Data items:
○ ○ ○ ○ ○ ○ ○
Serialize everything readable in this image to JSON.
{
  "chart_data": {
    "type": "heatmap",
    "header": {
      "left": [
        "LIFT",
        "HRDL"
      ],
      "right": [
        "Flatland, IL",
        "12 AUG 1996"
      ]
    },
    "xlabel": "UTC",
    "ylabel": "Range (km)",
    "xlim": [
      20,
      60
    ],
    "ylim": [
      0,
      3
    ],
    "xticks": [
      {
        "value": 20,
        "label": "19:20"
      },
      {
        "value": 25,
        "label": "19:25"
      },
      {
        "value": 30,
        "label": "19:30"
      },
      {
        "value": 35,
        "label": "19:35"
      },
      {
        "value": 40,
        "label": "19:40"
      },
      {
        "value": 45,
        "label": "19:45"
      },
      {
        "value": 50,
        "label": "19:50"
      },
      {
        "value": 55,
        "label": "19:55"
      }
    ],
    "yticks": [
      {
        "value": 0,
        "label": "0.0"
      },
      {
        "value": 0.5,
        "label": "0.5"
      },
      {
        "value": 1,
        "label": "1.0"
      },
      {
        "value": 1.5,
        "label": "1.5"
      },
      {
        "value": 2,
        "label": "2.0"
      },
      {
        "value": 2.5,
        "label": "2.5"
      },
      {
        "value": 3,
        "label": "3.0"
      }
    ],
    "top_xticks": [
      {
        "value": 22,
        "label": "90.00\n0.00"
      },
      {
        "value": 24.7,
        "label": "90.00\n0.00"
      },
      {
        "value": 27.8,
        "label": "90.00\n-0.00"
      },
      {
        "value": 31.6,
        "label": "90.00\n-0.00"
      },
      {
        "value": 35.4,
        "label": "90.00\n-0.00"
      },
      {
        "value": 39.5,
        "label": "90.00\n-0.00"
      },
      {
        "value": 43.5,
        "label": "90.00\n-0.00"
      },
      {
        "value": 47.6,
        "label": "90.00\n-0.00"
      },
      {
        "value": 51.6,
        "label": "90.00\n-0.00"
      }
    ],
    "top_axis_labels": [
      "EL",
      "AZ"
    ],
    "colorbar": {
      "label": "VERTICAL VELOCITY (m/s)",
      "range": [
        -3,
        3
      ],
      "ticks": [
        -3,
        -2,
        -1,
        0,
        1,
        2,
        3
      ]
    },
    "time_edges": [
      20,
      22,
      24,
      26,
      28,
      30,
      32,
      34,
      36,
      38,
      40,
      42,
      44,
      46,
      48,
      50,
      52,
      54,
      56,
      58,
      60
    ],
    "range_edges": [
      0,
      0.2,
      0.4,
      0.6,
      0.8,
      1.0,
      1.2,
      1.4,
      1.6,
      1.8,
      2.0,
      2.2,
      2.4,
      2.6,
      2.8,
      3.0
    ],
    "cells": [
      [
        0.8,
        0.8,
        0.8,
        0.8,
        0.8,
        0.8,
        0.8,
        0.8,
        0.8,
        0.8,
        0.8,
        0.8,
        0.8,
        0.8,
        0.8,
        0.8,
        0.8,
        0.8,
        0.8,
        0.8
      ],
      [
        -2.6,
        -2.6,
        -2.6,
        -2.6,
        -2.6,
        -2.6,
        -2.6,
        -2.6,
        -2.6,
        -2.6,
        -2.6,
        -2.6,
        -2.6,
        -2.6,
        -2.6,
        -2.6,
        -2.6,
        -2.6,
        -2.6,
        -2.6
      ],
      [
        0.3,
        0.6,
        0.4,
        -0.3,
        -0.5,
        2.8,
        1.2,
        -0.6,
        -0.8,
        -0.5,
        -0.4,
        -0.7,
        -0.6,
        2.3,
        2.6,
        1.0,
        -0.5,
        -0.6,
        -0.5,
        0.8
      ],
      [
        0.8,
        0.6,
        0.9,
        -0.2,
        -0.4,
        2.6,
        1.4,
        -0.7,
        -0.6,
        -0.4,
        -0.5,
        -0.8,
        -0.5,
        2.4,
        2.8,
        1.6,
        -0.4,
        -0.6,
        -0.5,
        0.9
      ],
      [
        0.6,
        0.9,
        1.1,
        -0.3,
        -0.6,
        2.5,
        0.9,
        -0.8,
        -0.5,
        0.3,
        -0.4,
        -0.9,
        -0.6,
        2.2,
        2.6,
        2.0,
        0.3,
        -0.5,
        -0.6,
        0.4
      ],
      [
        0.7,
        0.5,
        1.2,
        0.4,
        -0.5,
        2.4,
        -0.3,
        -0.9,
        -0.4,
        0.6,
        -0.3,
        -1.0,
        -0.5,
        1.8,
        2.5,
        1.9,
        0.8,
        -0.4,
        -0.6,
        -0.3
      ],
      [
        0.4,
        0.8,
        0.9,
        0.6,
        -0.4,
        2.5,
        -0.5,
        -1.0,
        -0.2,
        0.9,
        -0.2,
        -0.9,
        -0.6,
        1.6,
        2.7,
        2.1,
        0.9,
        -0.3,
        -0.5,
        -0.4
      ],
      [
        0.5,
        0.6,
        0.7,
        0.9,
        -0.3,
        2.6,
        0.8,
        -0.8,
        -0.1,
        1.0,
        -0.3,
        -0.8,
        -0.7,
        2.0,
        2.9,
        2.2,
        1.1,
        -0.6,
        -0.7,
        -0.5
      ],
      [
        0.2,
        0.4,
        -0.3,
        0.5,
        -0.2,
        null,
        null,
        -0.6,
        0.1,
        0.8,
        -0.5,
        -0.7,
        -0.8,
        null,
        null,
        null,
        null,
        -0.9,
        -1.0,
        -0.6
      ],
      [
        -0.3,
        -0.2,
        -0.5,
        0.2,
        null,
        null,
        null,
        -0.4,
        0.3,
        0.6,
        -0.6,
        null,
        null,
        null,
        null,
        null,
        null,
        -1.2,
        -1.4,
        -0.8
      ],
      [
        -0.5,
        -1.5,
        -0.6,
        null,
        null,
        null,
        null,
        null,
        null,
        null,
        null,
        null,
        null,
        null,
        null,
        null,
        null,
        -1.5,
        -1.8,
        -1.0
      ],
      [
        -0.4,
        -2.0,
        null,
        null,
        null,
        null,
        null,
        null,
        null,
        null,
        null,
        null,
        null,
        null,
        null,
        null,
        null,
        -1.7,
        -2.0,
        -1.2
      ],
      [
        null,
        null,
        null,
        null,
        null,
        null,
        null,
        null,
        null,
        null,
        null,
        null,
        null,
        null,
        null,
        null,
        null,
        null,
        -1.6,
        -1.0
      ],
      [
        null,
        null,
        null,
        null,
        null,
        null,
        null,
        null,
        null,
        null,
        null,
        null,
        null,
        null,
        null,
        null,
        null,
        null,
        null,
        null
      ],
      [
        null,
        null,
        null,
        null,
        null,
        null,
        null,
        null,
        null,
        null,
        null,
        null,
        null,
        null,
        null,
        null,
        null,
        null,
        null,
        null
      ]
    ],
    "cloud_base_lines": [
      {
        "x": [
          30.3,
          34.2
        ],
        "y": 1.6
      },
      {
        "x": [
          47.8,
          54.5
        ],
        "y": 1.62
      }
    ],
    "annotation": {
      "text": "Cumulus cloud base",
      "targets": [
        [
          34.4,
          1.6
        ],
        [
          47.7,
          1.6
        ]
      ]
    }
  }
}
○ ○ ○ ○ ○ ○ ○
-- JOB --
Your task is to output all of the data above word for word.

-- TASK ANSWER --
Serialize everything readable in this image to JSON.
{
  "chart_data": {
    "type": "heatmap",
    "header": {
      "left": [
        "LIFT",
        "HRDL"
      ],
      "right": [
        "Flatland, IL",
        "12 AUG 1996"
      ]
    },
    "xlabel": "UTC",
    "ylabel": "Range (km)",
    "xlim": [
      20,
      60
    ],
    "ylim": [
      0,
      3
    ],
    "xticks": [
      {
        "value": 20,
        "label": "19:20"
      },
      {
        "value": 25,
        "label": "19:25"
      },
      {
        "value": 30,
        "label": "19:30"
      },
      {
        "value": 35,
        "label": "19:35"
      },
      {
        "value": 40,
        "label": "19:40"
      },
      {
        "value": 45,
        "label": "19:45"
      },
      {
        "value": 50,
        "label": "19:50"
      },
      {
        "value": 55,
        "label": "19:55"
      }
    ],
    "yticks": [
      {
        "value": 0,
        "label": "0.0"
      },
      {
        "value": 0.5,
        "label": "0.5"
      },
      {
        "value": 1,
        "label": "1.0"
      },
      {
        "value": 1.5,
        "label": "1.5"
      },
      {
        "value": 2,
        "label": "2.0"
      },
      {
        "value": 2.5,
        "label": "2.5"
      },
      {
        "value": 3,
        "label": "3.0"
      }
    ],
    "top_xticks": [
      {
        "value": 22,
        "label": "90.00\n0.00"
      },
      {
        "value": 24.7,
        "label": "90.00\n0.00"
      },
      {
        "value": 27.8,
        "label": "90.00\n-0.00"
      },
      {
        "value": 31.6,
        "label": "90.00\n-0.00"
      },
      {
        "value": 35.4,
        "label": "90.00\n-0.00"
      },
      {
        "value": 39.5,
        "label": "90.00\n-0.00"
      },
      {
        "value": 43.5,
        "label": "90.00\n-0.00"
      },
      {
        "value": 47.6,
        "label": "90.00\n-0.00"
      },
      {
        "value": 51.6,
        "label": "90.00\n-0.00"
      }
    ],
    "top_axis_labels": [
      "EL",
      "AZ"
    ],
    "colorbar": {
      "label": "VERTICAL VELOCITY (m/s)",
      "range": [
        -3,
        3
      ],
      "ticks": [
        -3,
        -2,
        -1,
        0,
        1,
        2,
        3
      ]
    },
    "time_edges": [
      20,
      22,
      24,
      26,
      28,
      30,
      32,
      34,
      36,
      38,
      40,
      42,
      44,
      46,
      48,
      50,
      52,
      54,
      56,
      58,
      60
    ],
    "range_edges": [
      0,
      0.2,
      0.4,
      0.6,
      0.8,
      1.0,
      1.2,
      1.4,
      1.6,
      1.8,
      2.0,
      2.2,
      2.4,
      2.6,
      2.8,
      3.0
    ],
    "cells": [
      [
        0.8,
        0.8,
        0.8,
        0.8,
        0.8,
        0.8,
        0.8,
        0.8,
        0.8,
        0.8,
        0.8,
        0.8,
        0.8,
        0.8,
        0.8,
        0.8,
        0.8,
        0.8,
        0.8,
        0.8
      ],
      [
        -2.6,
        -2.6,
        -2.6,
        -2.6,
        -2.6,
        -2.6,
        -2.6,
        -2.6,
        -2.6,
        -2.6,
        -2.6,
        -2.6,
        -2.6,
        -2.6,
        -2.6,
        -2.6,
        -2.6,
        -2.6,
        -2.6,
        -2.6
      ],
      [
        0.3,
        0.6,
        0.4,
        -0.3,
        -0.5,
        2.8,
        1.2,
        -0.6,
        -0.8,
        -0.5,
        -0.4,
        -0.7,
        -0.6,
        2.3,
        2.6,
        1.0,
        -0.5,
        -0.6,
        -0.5,
        0.8
      ],
      [
        0.8,
        0.6,
        0.9,
        -0.2,
        -0.4,
        2.6,
        1.4,
        -0.7,
        -0.6,
        -0.4,
        -0.5,
        -0.8,
        -0.5,
        2.4,
        2.8,
        1.6,
        -0.4,
        -0.6,
        -0.5,
        0.9
      ],
      [
        0.6,
        0.9,
        1.1,
        -0.3,
        -0.6,
        2.5,
        0.9,
        -0.8,
        -0.5,
        0.3,
        -0.4,
        -0.9,
        -0.6,
        2.2,
        2.6,
        2.0,
        0.3,
        -0.5,
        -0.6,
        0.4
      ],
      [
        0.7,
        0.5,
        1.2,
        0.4,
        -0.5,
        2.4,
        -0.3,
        -0.9,
        -0.4,
        0.6,
        -0.3,
        -1.0,
        -0.5,
        1.8,
        2.5,
        1.9,
        0.8,
        -0.4,
        -0.6,
        -0.3
      ],
      [
        0.4,
        0.8,
        0.9,
        0.6,
        -0.4,
        2.5,
        -0.5,
        -1.0,
        -0.2,
        0.9,
        -0.2,
        -0.9,
        -0.6,
        1.6,
        2.7,
        2.1,
        0.9,
        -0.3,
        -0.5,
        -0.4
      ],
      [
        0.5,
        0.6,
        0.7,
        0.9,
        -0.3,
        2.6,
        0.8,
        -0.8,
        -0.1,
        1.0,
        -0.3,
        -0.8,
        -0.7,
        2.0,
        2.9,
        2.2,
        1.1,
        -0.6,
        -0.7,
        -0.5
      ],
      [
        0.2,
        0.4,
        -0.3,
        0.5,
        -0.2,
        null,
        null,
        -0.6,
        0.1,
        0.8,
        -0.5,
        -0.7,
        -0.8,
        null,
        null,
        null,
        null,
        -0.9,
        -1.0,
        -0.6
      ],
      [
        -0.3,
        -0.2,
        -0.5,
        0.2,
        null,
        null,
        null,
        -0.4,
        0.3,
        0.6,
        -0.6,
        null,
        null,
        null,
        null,
        null,
        null,
        -1.2,
        -1.4,
        -0.8
      ],
      [
        -0.5,
        -1.5,
        -0.6,
        null,
        null,
        null,
        null,
        null,
        null,
        null,
        null,
        null,
        null,
        null,
        null,
        null,
        null,
        -1.5,
        -1.8,
        -1.0
      ],
      [
        -0.4,
        -2.0,
        null,
        null,
        null,
        null,
        null,
        null,
        null,
        null,
        null,
        null,
        null,
        null,
        null,
        null,
        null,
        -1.7,
        -2.0,
        -1.2
      ],
      [
        null,
        null,
        null,
        null,
        null,
        null,
        null,
        null,
        null,
        null,
        null,
        null,
        null,
        null,
        null,
        null,
        null,
        null,
        -1.6,
        -1.0
      ],
      [
        null,
        null,
        null,
        null,
        null,
        null,
        null,
        null,
        null,
        null,
        null,
        null,
        null,
        null,
        null,
        null,
        null,
        null,
        null,
        null
      ],
      [
        null,
        null,
        null,
        null,
        null,
        null,
        null,
        null,
        null,
        null,
        null,
        null,
        null,
        null,
        null,
        null,
        null,
        null,
        null,
        null
      ]
    ],
    "cloud_base_lines": [
      {
        "x": [
          30.3,
          34.2
        ],
        "y": 1.6
      },
      {
        "x": [
          47.8,
          54.5
        ],
        "y": 1.62
      }
    ],
    "annotation": {
      "text": "Cumulus cloud base",
      "targets": [
        [
          34.4,
          1.6
        ],
        [
          47.7,
          1.6
        ]
      ]
    }
  }
}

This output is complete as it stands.